-- Task objective --
Output verbatim the lines from the first row through the line containing "size-chip-empty [1639,757,1851,817]", both ends included, and nothing else.

[Raw rows]
⁂

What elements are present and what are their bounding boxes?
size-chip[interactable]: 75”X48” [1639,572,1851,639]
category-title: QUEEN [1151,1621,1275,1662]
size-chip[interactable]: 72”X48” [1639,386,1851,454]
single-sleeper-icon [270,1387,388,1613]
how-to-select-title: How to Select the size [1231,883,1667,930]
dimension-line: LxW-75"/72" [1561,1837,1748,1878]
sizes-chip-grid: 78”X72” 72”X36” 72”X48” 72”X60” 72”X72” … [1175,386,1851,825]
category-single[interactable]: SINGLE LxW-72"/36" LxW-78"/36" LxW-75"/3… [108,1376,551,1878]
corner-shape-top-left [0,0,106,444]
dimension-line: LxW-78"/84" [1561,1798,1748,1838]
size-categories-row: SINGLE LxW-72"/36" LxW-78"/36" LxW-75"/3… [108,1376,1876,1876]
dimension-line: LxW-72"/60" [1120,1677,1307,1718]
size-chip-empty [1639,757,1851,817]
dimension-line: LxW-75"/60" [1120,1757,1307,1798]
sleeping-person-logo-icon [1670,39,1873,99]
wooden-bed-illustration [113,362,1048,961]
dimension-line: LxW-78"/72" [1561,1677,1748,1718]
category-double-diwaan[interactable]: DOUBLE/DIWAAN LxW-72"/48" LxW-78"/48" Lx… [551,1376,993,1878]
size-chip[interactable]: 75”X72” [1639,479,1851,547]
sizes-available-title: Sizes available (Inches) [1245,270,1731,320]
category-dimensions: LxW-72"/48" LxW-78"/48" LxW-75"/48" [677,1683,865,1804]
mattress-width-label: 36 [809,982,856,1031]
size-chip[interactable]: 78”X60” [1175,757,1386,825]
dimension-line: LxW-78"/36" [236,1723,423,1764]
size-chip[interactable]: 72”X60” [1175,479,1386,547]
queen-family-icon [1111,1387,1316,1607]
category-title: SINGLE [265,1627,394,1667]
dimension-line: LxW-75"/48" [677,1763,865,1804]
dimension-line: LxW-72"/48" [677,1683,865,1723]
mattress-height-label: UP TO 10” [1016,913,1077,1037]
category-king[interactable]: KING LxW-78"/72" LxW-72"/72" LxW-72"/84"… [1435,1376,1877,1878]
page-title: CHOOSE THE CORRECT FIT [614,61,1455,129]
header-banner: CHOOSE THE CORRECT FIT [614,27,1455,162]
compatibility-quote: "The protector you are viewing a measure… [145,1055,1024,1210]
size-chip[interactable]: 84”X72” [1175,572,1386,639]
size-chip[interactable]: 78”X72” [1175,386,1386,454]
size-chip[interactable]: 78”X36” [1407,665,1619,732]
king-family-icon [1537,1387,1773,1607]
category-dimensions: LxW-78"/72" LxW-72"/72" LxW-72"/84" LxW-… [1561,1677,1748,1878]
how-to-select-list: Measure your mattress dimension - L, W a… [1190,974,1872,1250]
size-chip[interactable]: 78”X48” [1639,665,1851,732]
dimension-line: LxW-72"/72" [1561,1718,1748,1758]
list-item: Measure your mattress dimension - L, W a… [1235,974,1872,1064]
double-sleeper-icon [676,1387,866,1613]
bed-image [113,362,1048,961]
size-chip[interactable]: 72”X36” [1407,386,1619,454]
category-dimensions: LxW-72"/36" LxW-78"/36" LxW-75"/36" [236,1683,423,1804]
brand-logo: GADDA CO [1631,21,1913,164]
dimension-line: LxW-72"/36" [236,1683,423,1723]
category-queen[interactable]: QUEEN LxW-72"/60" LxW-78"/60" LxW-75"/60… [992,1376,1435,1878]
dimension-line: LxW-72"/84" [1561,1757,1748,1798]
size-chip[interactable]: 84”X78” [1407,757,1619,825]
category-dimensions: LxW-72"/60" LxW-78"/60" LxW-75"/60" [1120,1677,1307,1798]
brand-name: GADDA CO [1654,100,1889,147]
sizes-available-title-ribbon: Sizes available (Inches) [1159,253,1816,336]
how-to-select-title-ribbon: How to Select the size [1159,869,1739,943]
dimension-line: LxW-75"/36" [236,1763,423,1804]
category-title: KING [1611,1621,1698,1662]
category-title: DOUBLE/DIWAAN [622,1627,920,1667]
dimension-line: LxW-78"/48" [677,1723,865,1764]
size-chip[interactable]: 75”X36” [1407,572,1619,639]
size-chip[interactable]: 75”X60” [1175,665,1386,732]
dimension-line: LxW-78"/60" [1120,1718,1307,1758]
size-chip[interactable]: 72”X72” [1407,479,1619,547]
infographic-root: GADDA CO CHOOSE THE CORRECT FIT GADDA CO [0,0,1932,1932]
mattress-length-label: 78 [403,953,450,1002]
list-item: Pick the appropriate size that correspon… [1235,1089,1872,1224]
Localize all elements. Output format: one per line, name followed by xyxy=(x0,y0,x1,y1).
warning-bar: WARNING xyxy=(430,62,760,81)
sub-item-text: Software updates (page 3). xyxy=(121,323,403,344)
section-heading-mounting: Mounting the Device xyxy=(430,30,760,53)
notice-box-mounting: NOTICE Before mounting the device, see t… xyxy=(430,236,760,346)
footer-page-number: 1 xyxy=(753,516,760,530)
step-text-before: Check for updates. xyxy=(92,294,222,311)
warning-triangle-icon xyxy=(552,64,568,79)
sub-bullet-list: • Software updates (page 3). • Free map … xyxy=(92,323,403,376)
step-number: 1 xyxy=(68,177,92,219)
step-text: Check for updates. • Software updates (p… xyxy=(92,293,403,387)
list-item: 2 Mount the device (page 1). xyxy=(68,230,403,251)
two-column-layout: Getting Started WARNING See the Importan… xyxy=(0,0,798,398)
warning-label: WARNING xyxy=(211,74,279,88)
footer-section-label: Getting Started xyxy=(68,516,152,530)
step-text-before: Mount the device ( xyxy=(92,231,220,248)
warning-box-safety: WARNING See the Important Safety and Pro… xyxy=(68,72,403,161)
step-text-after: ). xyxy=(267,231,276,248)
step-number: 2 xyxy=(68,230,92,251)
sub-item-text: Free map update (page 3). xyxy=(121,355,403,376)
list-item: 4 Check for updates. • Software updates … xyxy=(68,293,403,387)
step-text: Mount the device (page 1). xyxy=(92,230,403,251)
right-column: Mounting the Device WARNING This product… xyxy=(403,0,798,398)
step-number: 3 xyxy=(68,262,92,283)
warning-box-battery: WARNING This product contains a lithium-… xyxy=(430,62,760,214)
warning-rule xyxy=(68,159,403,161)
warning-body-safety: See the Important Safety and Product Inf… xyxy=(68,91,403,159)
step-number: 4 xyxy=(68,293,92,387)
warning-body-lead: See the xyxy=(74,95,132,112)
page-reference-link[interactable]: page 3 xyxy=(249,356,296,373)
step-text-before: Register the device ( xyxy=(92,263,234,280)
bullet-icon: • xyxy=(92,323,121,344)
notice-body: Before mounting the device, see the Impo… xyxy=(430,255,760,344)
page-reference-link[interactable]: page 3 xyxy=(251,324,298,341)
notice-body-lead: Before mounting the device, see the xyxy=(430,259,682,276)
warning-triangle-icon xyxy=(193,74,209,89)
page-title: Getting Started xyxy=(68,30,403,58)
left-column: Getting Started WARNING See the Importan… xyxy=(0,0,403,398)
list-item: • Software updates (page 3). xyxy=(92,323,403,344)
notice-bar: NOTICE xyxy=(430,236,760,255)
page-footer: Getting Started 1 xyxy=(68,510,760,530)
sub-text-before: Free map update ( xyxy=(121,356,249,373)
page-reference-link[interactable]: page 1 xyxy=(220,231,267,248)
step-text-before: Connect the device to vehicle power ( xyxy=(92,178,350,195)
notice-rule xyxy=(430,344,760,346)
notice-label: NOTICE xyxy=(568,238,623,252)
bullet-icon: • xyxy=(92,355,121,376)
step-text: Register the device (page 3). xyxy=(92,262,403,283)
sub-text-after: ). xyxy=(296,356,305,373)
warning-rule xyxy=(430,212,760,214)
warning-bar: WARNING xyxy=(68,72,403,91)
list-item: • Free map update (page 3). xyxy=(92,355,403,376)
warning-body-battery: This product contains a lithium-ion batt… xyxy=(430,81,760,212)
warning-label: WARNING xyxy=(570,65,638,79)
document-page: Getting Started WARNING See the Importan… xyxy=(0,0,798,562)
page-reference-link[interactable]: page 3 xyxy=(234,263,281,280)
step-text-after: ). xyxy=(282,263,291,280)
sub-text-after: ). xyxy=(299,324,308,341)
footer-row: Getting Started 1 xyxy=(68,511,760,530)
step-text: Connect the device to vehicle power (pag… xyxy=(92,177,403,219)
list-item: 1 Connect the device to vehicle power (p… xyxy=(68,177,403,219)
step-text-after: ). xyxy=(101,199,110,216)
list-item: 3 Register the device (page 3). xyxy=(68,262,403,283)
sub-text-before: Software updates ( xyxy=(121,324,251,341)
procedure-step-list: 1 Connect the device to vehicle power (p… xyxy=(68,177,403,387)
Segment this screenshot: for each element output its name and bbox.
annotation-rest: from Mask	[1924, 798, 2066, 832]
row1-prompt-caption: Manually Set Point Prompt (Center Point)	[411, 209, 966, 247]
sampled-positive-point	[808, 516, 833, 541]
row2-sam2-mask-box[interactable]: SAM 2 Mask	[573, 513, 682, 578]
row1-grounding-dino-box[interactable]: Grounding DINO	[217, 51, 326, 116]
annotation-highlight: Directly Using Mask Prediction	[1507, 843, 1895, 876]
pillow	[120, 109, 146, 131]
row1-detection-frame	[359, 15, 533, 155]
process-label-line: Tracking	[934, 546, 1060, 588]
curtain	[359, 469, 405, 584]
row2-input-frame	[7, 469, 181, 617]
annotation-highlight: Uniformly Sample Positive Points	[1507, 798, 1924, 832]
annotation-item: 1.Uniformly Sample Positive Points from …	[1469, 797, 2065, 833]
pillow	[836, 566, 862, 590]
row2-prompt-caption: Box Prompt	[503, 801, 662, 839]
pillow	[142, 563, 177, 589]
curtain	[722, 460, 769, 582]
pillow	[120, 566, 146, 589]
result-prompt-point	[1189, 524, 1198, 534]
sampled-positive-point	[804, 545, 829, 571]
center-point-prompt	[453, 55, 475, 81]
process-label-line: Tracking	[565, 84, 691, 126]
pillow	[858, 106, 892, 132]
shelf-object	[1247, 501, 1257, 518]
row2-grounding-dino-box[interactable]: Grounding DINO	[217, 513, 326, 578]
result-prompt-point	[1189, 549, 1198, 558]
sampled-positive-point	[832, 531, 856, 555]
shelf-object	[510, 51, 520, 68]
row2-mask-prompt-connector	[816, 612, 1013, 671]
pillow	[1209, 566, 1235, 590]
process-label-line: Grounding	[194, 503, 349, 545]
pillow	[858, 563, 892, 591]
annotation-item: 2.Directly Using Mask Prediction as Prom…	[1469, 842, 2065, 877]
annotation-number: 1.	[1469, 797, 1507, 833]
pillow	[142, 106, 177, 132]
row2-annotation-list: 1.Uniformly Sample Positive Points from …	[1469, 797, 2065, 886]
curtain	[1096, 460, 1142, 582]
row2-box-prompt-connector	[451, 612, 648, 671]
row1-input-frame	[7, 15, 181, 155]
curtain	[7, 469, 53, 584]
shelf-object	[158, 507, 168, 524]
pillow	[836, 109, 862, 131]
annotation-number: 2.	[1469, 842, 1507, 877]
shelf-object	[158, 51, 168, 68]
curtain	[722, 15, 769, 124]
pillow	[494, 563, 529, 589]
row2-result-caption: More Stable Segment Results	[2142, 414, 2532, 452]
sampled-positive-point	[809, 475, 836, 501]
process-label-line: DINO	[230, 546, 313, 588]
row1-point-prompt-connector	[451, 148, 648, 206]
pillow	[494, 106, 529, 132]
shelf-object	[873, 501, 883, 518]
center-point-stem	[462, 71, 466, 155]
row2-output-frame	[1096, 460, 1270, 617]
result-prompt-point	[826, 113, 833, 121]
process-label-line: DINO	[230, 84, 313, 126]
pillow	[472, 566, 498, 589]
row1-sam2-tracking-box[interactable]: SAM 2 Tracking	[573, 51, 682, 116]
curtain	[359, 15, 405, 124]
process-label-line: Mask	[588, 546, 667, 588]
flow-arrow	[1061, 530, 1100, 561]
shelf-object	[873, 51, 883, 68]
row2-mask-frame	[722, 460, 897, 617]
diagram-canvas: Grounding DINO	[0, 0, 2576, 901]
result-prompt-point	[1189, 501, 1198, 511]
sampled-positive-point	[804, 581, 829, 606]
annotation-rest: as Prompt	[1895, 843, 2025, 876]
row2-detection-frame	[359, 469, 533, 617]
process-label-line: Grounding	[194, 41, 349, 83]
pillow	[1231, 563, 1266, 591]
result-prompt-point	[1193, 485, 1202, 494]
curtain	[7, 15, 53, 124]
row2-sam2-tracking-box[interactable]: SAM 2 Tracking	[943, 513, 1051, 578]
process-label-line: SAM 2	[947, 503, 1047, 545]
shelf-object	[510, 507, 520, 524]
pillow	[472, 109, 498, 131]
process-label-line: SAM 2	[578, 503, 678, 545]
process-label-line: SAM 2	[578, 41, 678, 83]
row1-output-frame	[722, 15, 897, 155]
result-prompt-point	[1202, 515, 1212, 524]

⁂

-- Exercise answer --
What elements are present and what are their bounding boxes?
size-chip[interactable]: 75”X48” [1639,572,1851,639]
category-title: QUEEN [1151,1621,1275,1662]
size-chip[interactable]: 72”X48” [1639,386,1851,454]
single-sleeper-icon [270,1387,388,1613]
how-to-select-title: How to Select the size [1231,883,1667,930]
dimension-line: LxW-75"/72" [1561,1837,1748,1878]
sizes-chip-grid: 78”X72” 72”X36” 72”X48” 72”X60” 72”X72” … [1175,386,1851,825]
category-single[interactable]: SINGLE LxW-72"/36" LxW-78"/36" LxW-75"/3… [108,1376,551,1878]
corner-shape-top-left [0,0,106,444]
dimension-line: LxW-78"/84" [1561,1798,1748,1838]
size-categories-row: SINGLE LxW-72"/36" LxW-78"/36" LxW-75"/3… [108,1376,1876,1876]
dimension-line: LxW-72"/60" [1120,1677,1307,1718]
size-chip-empty [1639,757,1851,817]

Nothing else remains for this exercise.